■ **Work instructions**
In the post below about linking Apache Nutch, MySQL and Apache Solr, which bug kept the writer from deleting the whole index after the schema was replaced?

■ **Selected passage**
**********

Right now we are working on a new project using Apache Nutch 2.x, Apache Hadoop, Apache Solr 4 and a lot of other cool tools/modules/API’s/etc. After following the instructions found on http://nlp.solutions.asia/?p=180, I’ve successfully connected Apache Nutch, MySQL and Apache Solr.

In summary:

  • Create a database to hold your data
  • Use SQLDataStore and add configuration for your MySQL server
  • Update Apache Nutch configuration
  • Update Solr schema

Now our Apache Nutch uses MySQL as data store (the place where it keeps the result of the crawling process, such as URL, text content, metadata, and so on). That’s grand, but there is one part missing in the Solr Schema provided in the blog post.

Due to SOLR-3432, after following the tutorial and replacing the schema, we couldn’t delete the whole index anymore. After following the instructions in the bug comments, and adding the following entry in schema.xml it worked again.

<field name="_version_" type="long" indexed="true" stored="true"/>

Restart Apache Solr and run the following command and your index will be reset.

curl http://localhost:8983/solr/collection1/update?commit=true -H "Content-Type: text/xml" --data-binary "<delete><query>*:*</query></delete>"

Hope it helps if you are creating a similar set up. In the next posts we will explain how to set up Apache Nutch 2.x branch in Eclipse. It is very helpful for writing and debugging plug-ins.

Laters! -B

**********

■ **Given data**

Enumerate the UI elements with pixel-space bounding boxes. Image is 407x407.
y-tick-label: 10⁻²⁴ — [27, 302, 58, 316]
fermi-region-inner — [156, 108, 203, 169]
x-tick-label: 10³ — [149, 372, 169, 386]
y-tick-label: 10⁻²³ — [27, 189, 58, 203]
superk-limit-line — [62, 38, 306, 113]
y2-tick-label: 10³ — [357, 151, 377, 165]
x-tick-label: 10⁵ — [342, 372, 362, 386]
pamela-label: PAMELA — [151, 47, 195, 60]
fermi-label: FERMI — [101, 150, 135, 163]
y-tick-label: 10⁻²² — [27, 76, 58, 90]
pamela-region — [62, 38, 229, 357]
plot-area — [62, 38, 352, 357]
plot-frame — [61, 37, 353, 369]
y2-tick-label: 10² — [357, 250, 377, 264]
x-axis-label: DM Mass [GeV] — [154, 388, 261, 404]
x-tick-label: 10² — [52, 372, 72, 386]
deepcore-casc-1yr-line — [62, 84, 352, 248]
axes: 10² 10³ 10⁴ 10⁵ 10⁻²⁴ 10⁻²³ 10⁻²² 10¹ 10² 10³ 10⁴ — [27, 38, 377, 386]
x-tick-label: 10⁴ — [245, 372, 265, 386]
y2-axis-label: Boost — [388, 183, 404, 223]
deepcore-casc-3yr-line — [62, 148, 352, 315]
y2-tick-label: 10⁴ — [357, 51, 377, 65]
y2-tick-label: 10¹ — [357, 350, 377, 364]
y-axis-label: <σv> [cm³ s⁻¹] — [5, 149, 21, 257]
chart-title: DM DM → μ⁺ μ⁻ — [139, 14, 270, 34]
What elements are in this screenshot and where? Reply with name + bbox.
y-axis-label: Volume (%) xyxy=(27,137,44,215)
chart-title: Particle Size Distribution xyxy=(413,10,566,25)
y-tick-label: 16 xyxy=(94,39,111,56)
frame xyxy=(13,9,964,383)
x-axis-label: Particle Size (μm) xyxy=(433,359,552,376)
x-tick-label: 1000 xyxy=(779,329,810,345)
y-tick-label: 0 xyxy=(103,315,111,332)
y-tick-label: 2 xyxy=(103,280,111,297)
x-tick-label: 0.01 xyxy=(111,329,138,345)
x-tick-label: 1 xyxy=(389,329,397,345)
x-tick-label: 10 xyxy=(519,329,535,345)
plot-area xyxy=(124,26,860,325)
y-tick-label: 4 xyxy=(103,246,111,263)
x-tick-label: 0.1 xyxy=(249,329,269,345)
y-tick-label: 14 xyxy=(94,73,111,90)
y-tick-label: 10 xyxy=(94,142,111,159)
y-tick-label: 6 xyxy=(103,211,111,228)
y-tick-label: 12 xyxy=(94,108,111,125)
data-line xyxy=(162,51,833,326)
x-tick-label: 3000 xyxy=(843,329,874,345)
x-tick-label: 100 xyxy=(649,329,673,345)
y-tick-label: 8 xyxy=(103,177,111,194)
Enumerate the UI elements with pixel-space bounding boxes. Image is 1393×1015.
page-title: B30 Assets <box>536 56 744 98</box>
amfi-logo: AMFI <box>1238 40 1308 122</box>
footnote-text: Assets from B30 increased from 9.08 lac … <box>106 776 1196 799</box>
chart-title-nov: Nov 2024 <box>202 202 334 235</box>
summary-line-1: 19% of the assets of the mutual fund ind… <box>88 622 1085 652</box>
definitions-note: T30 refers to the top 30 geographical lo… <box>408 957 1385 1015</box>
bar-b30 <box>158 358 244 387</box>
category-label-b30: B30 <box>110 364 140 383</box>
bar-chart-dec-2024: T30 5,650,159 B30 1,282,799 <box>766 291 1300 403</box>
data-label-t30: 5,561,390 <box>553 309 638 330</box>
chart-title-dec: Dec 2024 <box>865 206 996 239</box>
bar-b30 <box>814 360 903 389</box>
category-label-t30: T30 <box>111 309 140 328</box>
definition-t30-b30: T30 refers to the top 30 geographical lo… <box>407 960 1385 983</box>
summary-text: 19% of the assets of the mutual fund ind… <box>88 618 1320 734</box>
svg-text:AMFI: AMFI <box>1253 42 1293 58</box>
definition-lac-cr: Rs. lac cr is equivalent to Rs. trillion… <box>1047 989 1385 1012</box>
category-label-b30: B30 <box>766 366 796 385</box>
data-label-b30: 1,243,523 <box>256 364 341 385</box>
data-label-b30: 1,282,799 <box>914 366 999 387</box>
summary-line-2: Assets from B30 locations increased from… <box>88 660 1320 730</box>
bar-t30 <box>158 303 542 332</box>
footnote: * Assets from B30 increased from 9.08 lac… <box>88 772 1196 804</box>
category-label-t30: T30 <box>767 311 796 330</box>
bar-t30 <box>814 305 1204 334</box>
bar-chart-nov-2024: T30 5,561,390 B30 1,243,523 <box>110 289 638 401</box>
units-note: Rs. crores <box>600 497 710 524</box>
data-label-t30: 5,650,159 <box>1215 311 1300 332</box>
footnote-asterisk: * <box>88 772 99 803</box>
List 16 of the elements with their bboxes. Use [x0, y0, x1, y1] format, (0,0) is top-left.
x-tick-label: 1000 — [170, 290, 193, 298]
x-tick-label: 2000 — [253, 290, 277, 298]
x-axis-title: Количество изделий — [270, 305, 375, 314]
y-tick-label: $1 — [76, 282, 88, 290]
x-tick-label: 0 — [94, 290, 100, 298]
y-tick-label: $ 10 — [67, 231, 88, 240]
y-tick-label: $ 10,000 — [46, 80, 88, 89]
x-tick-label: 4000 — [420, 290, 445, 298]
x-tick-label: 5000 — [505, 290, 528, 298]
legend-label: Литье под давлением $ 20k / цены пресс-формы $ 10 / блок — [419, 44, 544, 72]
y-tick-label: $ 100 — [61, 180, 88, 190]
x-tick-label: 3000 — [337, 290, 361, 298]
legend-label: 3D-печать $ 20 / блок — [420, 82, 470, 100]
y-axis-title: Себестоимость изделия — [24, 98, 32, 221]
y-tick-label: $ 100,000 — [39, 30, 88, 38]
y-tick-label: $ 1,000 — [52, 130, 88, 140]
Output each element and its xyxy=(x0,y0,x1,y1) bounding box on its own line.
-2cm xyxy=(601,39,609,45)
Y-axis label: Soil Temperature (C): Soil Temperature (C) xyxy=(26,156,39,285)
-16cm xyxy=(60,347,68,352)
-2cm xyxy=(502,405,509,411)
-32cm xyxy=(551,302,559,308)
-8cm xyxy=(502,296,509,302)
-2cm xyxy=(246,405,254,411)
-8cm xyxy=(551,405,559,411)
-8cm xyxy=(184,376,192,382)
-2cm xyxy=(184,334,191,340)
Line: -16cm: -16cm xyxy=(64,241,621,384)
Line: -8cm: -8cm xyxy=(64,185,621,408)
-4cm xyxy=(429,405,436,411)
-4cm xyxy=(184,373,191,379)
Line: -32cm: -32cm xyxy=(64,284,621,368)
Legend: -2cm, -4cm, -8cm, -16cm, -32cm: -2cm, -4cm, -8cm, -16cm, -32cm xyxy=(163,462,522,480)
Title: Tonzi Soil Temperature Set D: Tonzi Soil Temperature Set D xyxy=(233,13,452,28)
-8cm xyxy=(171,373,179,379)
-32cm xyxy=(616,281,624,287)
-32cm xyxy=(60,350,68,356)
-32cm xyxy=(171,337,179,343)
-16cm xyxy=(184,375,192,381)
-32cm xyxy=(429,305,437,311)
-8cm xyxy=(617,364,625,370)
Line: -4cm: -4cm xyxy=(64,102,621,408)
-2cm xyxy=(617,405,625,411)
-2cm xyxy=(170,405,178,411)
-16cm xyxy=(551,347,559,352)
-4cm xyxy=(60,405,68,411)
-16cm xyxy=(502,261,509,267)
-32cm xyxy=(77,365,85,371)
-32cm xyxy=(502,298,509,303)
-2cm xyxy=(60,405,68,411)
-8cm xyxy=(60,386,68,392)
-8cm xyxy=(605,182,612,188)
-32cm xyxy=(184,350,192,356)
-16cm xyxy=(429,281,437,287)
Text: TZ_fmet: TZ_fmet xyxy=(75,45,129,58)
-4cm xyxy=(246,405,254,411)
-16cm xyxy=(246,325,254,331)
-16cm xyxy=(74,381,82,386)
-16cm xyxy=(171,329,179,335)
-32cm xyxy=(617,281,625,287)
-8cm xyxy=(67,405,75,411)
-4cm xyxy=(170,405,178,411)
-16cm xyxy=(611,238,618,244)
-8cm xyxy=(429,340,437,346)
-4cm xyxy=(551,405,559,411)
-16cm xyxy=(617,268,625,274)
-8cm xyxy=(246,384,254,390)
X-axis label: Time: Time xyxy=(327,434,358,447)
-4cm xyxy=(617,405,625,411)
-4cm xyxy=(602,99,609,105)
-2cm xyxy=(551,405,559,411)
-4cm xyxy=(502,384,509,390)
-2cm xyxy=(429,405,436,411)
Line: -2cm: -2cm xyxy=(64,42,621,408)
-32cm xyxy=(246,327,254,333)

**********

■ **Full answer**
SOLR-3432